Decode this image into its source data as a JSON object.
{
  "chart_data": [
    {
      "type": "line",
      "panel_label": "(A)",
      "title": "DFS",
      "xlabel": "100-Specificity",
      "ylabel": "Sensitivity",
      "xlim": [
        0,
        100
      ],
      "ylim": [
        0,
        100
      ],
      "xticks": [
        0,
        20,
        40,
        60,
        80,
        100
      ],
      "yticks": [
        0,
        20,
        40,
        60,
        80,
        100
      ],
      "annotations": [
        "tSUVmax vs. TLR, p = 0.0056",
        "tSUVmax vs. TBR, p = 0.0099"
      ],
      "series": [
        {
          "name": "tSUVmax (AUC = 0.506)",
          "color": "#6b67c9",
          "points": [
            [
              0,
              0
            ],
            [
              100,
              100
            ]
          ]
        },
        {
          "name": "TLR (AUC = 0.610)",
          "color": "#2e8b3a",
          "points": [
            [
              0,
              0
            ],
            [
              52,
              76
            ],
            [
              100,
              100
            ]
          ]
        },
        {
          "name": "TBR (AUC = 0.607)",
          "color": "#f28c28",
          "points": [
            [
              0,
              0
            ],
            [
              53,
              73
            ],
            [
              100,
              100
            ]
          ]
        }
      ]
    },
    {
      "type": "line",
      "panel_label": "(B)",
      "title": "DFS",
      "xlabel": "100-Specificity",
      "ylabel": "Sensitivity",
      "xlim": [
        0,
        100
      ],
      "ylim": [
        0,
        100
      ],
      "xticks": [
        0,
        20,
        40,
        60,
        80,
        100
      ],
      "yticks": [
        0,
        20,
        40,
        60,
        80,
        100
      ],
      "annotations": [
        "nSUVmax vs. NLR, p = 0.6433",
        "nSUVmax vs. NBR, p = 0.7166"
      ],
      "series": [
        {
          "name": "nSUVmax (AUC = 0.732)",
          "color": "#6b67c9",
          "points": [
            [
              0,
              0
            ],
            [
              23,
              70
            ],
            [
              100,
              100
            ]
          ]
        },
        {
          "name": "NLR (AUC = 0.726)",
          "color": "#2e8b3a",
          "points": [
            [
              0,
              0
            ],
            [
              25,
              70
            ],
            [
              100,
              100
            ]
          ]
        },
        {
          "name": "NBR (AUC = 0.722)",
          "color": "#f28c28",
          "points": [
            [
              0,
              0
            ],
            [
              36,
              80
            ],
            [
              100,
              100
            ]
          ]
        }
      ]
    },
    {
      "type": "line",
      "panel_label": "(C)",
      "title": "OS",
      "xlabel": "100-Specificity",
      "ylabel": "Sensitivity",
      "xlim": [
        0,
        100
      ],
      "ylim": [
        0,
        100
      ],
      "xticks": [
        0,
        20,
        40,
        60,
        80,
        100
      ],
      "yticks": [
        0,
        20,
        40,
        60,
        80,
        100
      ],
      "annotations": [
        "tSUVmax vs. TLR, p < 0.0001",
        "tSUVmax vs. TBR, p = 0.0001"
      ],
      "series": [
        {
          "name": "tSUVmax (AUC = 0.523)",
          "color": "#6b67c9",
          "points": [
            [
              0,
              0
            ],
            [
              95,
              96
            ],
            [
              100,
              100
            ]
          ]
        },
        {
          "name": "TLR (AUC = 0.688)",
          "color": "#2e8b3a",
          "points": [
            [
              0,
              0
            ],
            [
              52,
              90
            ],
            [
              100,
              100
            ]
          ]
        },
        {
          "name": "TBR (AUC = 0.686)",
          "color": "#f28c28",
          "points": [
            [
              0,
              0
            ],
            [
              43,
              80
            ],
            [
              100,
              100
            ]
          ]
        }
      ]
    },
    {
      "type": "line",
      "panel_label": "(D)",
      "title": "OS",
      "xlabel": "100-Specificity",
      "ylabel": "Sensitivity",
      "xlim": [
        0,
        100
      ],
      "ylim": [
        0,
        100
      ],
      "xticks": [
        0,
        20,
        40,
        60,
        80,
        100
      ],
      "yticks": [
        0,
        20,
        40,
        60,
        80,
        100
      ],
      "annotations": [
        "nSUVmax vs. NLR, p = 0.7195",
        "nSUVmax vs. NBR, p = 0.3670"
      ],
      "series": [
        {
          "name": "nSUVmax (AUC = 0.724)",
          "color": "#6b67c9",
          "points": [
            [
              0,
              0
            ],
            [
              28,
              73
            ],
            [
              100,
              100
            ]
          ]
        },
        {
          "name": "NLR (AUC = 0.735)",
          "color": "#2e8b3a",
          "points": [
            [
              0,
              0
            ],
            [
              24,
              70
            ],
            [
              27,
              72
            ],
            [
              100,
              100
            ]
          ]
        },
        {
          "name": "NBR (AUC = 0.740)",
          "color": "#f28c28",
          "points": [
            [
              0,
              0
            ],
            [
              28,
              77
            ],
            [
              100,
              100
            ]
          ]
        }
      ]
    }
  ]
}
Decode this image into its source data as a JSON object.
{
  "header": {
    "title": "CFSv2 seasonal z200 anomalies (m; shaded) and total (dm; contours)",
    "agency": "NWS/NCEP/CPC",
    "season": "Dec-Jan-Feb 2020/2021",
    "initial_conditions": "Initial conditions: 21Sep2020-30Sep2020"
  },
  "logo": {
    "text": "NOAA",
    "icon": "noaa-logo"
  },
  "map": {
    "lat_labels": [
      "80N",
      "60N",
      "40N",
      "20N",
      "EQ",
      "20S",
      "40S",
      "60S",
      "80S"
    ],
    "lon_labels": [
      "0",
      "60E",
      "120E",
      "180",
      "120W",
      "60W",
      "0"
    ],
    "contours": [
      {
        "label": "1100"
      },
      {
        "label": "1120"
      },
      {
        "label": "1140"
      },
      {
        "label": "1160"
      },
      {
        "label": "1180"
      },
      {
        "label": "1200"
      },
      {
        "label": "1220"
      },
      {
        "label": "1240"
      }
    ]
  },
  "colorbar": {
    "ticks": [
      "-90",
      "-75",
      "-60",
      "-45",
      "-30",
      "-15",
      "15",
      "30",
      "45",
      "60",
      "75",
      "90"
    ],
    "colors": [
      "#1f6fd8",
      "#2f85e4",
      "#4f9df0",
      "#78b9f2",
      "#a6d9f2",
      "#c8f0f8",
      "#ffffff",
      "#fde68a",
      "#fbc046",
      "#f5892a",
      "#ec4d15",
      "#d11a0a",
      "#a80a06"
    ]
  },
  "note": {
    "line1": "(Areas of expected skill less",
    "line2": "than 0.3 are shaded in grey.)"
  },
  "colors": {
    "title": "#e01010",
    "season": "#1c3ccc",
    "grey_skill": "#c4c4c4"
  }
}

» Stated task
Output the full listing without altering anything.

» Solution for this exercise
Decode this image into its source data as a JSON object.
{
  "chart_data": [
    {
      "type": "line",
      "panel_label": "(A)",
      "title": "DFS",
      "xlabel": "100-Specificity",
      "ylabel": "Sensitivity",
      "xlim": [
        0,
        100
      ],
      "ylim": [
        0,
        100
      ],
      "xticks": [
        0,
        20,
        40,
        60,
        80,
        100
      ],
      "yticks": [
        0,
        20,
        40,
        60,
        80,
        100
      ],
      "annotations": [
        "tSUVmax vs. TLR, p = 0.0056",
        "tSUVmax vs. TBR, p = 0.0099"
      ],
      "series": [
        {
          "name": "tSUVmax (AUC = 0.506)",
          "color": "#6b67c9",
          "points": [
            [
              0,
              0
            ],
            [
              100,
              100
            ]
          ]
        },
        {
          "name": "TLR (AUC = 0.610)",
          "color": "#2e8b3a",
          "points": [
            [
              0,
              0
            ],
            [
              52,
              76
            ],
            [
              100,
              100
            ]
          ]
        },
        {
          "name": "TBR (AUC = 0.607)",
          "color": "#f28c28",
          "points": [
            [
              0,
              0
            ],
            [
              53,
              73
            ],
            [
              100,
              100
            ]
          ]
        }
      ]
    },
    {
      "type": "line",
      "panel_label": "(B)",
      "title": "DFS",
      "xlabel": "100-Specificity",
      "ylabel": "Sensitivity",
      "xlim": [
        0,
        100
      ],
      "ylim": [
        0,
        100
      ],
      "xticks": [
        0,
        20,
        40,
        60,
        80,
        100
      ],
      "yticks": [
        0,
        20,
        40,
        60,
        80,
        100
      ],
      "annotations": [
        "nSUVmax vs. NLR, p = 0.6433",
        "nSUVmax vs. NBR, p = 0.7166"
      ],
      "series": [
        {
          "name": "nSUVmax (AUC = 0.732)",
          "color": "#6b67c9",
          "points": [
            [
              0,
              0
            ],
            [
              23,
              70
            ],
            [
              100,
              100
            ]
          ]
        },
        {
          "name": "NLR (AUC = 0.726)",
          "color": "#2e8b3a",
          "points": [
            [
              0,
              0
            ],
            [
              25,
              70
            ],
            [
              100,
              100
            ]
          ]
        },
        {
          "name": "NBR (AUC = 0.722)",
          "color": "#f28c28",
          "points": [
            [
              0,
              0
            ],
            [
              36,
              80
            ],
            [
              100,
              100
            ]
          ]
        }
      ]
    },
    {
      "type": "line",
      "panel_label": "(C)",
      "title": "OS",
      "xlabel": "100-Specificity",
      "ylabel": "Sensitivity",
      "xlim": [
        0,
        100
      ],
      "ylim": [
        0,
        100
      ],
      "xticks": [
        0,
        20,
        40,
        60,
        80,
        100
      ],
      "yticks": [
        0,
        20,
        40,
        60,
        80,
        100
      ],
      "annotations": [
        "tSUVmax vs. TLR, p < 0.0001",
        "tSUVmax vs. TBR, p = 0.0001"
      ],
      "series": [
        {
          "name": "tSUVmax (AUC = 0.523)",
          "color": "#6b67c9",
          "points": [
            [
              0,
              0
            ],
            [
              95,
              96
            ],
            [
              100,
              100
            ]
          ]
        },
        {
          "name": "TLR (AUC = 0.688)",
          "color": "#2e8b3a",
          "points": [
            [
              0,
              0
            ],
            [
              52,
              90
            ],
            [
              100,
              100
            ]
          ]
        },
        {
          "name": "TBR (AUC = 0.686)",
          "color": "#f28c28",
          "points": [
            [
              0,
              0
            ],
            [
              43,
              80
            ],
            [
              100,
              100
            ]
          ]
        }
      ]
    },
    {
      "type": "line",
      "panel_label": "(D)",
      "title": "OS",
      "xlabel": "100-Specificity",
      "ylabel": "Sensitivity",
      "xlim": [
        0,
        100
      ],
      "ylim": [
        0,
        100
      ],
      "xticks": [
        0,
        20,
        40,
        60,
        80,
        100
      ],
      "yticks": [
        0,
        20,
        40,
        60,
        80,
        100
      ],
      "annotations": [
        "nSUVmax vs. NLR, p = 0.7195",
        "nSUVmax vs. NBR, p = 0.3670"
      ],
      "series": [
        {
          "name": "nSUVmax (AUC = 0.724)",
          "color": "#6b67c9",
          "points": [
            [
              0,
              0
            ],
            [
              28,
              73
            ],
            [
              100,
              100
            ]
          ]
        },
        {
          "name": "NLR (AUC = 0.735)",
          "color": "#2e8b3a",
          "points": [
            [
              0,
              0
            ],
            [
              24,
              70
            ],
            [
              27,
              72
            ],
            [
              100,
              100
            ]
          ]
        },
        {
          "name": "NBR (AUC = 0.740)",
          "color": "#f28c28",
          "points": [
            [
              0,
              0
            ],
            [
              28,
              77
            ],
            [
              100,
              100
            ]
          ]
        }
      ]
    }
  ]
}
Decode this image into its source data as a JSON object.
{
  "header": {
    "title": "CFSv2 seasonal z200 anomalies (m; shaded) and total (dm; contours)",
    "agency": "NWS/NCEP/CPC",
    "season": "Dec-Jan-Feb 2020/2021",
    "initial_conditions": "Initial conditions: 21Sep2020-30Sep2020"
  },
  "logo": {
    "text": "NOAA",
    "icon": "noaa-logo"
  },
  "map": {
    "lat_labels": [
      "80N",
      "60N",
      "40N",
      "20N",
      "EQ",
      "20S",
      "40S",
      "60S",
      "80S"
    ],
    "lon_labels": [
      "0",
      "60E",
      "120E",
      "180",
      "120W",
      "60W",
      "0"
    ],
    "contours": [
      {
        "label": "1100"
      },
      {
        "label": "1120"
      },
      {
        "label": "1140"
      },
      {
        "label": "1160"
      },
      {
        "label": "1180"
      },
      {
        "label": "1200"
      },
      {
        "label": "1220"
      },
      {
        "label": "1240"
      }
    ]
  },
  "colorbar": {
    "ticks": [
      "-90",
      "-75",
      "-60",
      "-45",
      "-30",
      "-15",
      "15",
      "30",
      "45",
      "60",
      "75",
      "90"
    ],
    "colors": [
      "#1f6fd8",
      "#2f85e4",
      "#4f9df0",
      "#78b9f2",
      "#a6d9f2",
      "#c8f0f8",
      "#ffffff",
      "#fde68a",
      "#fbc046",
      "#f5892a",
      "#ec4d15",
      "#d11a0a",
      "#a80a06"
    ]
  },
  "note": {
    "line1": "(Areas of expected skill less",
    "line2": "than 0.3 are shaded in grey.)"
  },
  "colors": {
    "title": "#e01010",
    "season": "#1c3ccc",
    "grey_skill": "#c4c4c4"
  }
}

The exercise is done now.